- THE INPUT
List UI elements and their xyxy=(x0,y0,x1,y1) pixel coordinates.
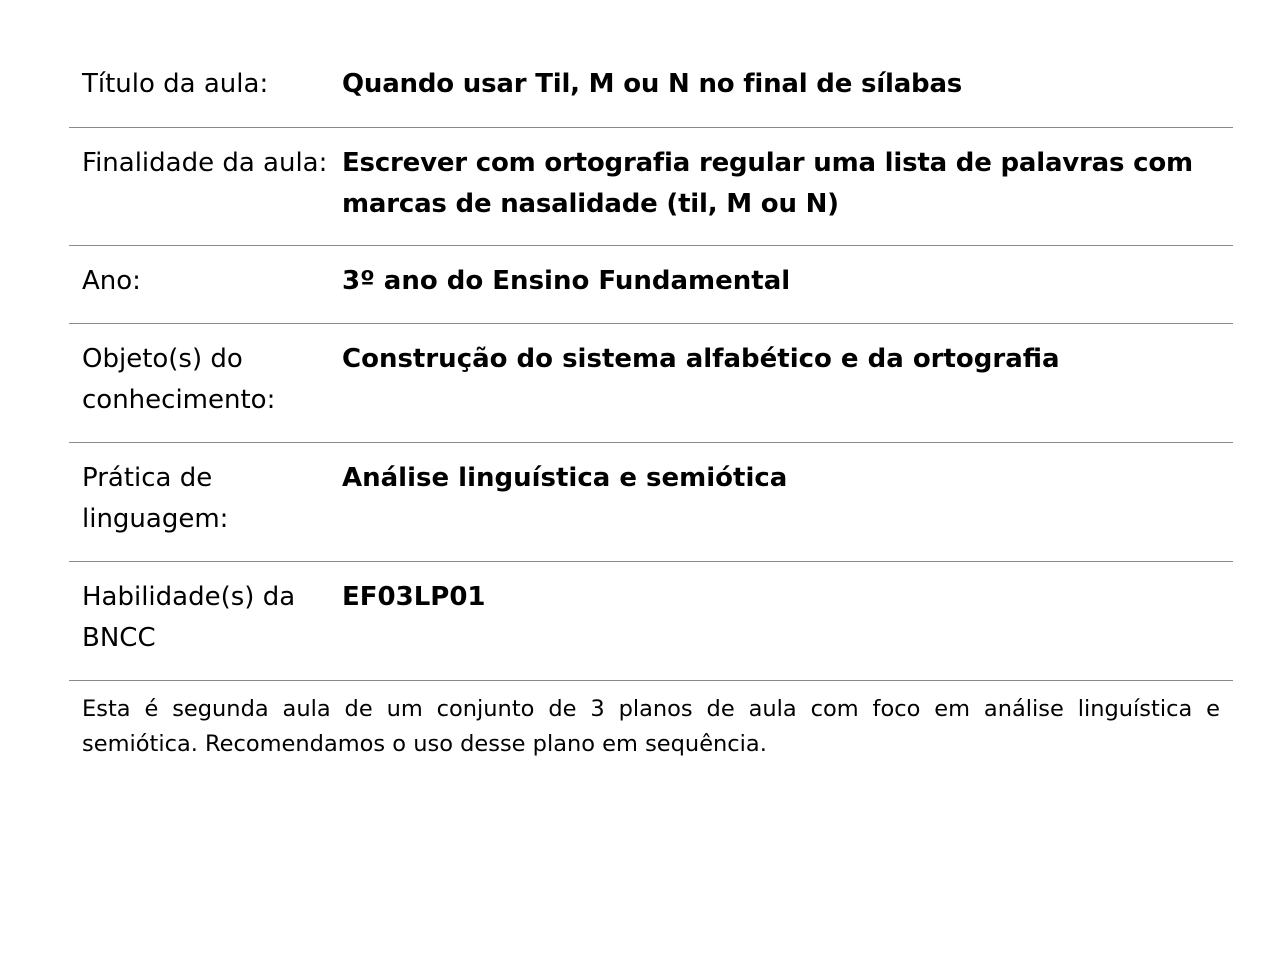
row-bncc-skill xyxy=(69,561,1233,680)
knowledge-object-value: Construção do sistema alfabético e da ortografia xyxy=(329,323,1233,442)
bncc-skill-value: EF03LP01 xyxy=(329,561,1233,680)
row-lesson-purpose xyxy=(69,127,1233,245)
language-practice-value: Análise linguística e semiótica xyxy=(329,442,1233,561)
language-practice-label: Prática de linguagem: xyxy=(69,442,329,561)
lesson-purpose-value: Escrever com ortografia regular uma lista de palavras com marcas de nasalidade (til, M ou N) xyxy=(329,127,1233,245)
row-knowledge-object xyxy=(69,323,1233,442)
sequence-note: Esta é segunda aula de um conjunto de 3 planos de aula com foco em análise linguística e semiótica. Recomendamos o uso desse plano em sequência. xyxy=(82,695,1220,757)
knowledge-object-label: Objeto(s) do conhecimento: xyxy=(69,323,329,442)
school-year-value: 3º ano do Ensino Fundamental xyxy=(329,245,1233,323)
lesson-info-table xyxy=(69,46,1233,681)
school-year-label: Ano: xyxy=(69,245,329,323)
lesson-title-value: Quando usar Til, M ou N no final de sílabas xyxy=(329,46,1233,127)
bncc-skill-label: Habilidade(s) da BNCC xyxy=(69,561,329,680)
row-lesson-title xyxy=(69,46,1233,127)
lesson-purpose-label: Finalidade da aula: xyxy=(69,127,329,245)
lesson-plan-sheet xyxy=(69,46,1233,762)
lesson-title-label: Título da aula: xyxy=(69,46,329,127)
row-language-practice xyxy=(69,442,1233,561)
row-school-year xyxy=(69,245,1233,323)
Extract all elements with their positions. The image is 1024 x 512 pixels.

- PROBLEM DETAILS
Put every line of the records into a numbered list, skipping blank lines and leaving out the pictures.

- TASK RESPONSE
1. List UI elements and their xyxy=(x0,y0,x1,y1) pixel coordinates.
2. row-bncc-skill xyxy=(69,561,1233,680)
3. knowledge-object-value: Construção do sistema alfabético e da ortografia xyxy=(329,323,1233,442)
4. bncc-skill-value: EF03LP01 xyxy=(329,561,1233,680)
5. row-lesson-purpose xyxy=(69,127,1233,245)
6. language-practice-value: Análise linguística e semiótica xyxy=(329,442,1233,561)
7. language-practice-label: Prática de linguagem: xyxy=(69,442,329,561)
8. lesson-purpose-value: Escrever com ortografia regular uma lista de palavras com marcas de nasalidade (til, M ou N) xyxy=(329,127,1233,245)
9. row-knowledge-object xyxy=(69,323,1233,442)
10. sequence-note: Esta é segunda aula de um conjunto de 3 planos de aula com foco em análise linguística e semiótica. Recomendamos o uso desse plano em sequência. xyxy=(82,695,1220,757)
11. knowledge-object-label: Objeto(s) do conhecimento: xyxy=(69,323,329,442)
12. school-year-value: 3º ano do Ensino Fundamental xyxy=(329,245,1233,323)
13. lesson-info-table xyxy=(69,46,1233,681)
14. school-year-label: Ano: xyxy=(69,245,329,323)
15. lesson-title-value: Quando usar Til, M ou N no final de sílabas xyxy=(329,46,1233,127)
16. bncc-skill-label: Habilidade(s) da BNCC xyxy=(69,561,329,680)
17. row-lesson-title xyxy=(69,46,1233,127)
18. lesson-purpose-label: Finalidade da aula: xyxy=(69,127,329,245)
19. lesson-plan-sheet xyxy=(69,46,1233,762)
20. lesson-title-label: Título da aula: xyxy=(69,46,329,127)
21. row-language-practice xyxy=(69,442,1233,561)
22. row-school-year xyxy=(69,245,1233,323)
23. Extract all elements with their positions. The image is 1024 x 512 pixels.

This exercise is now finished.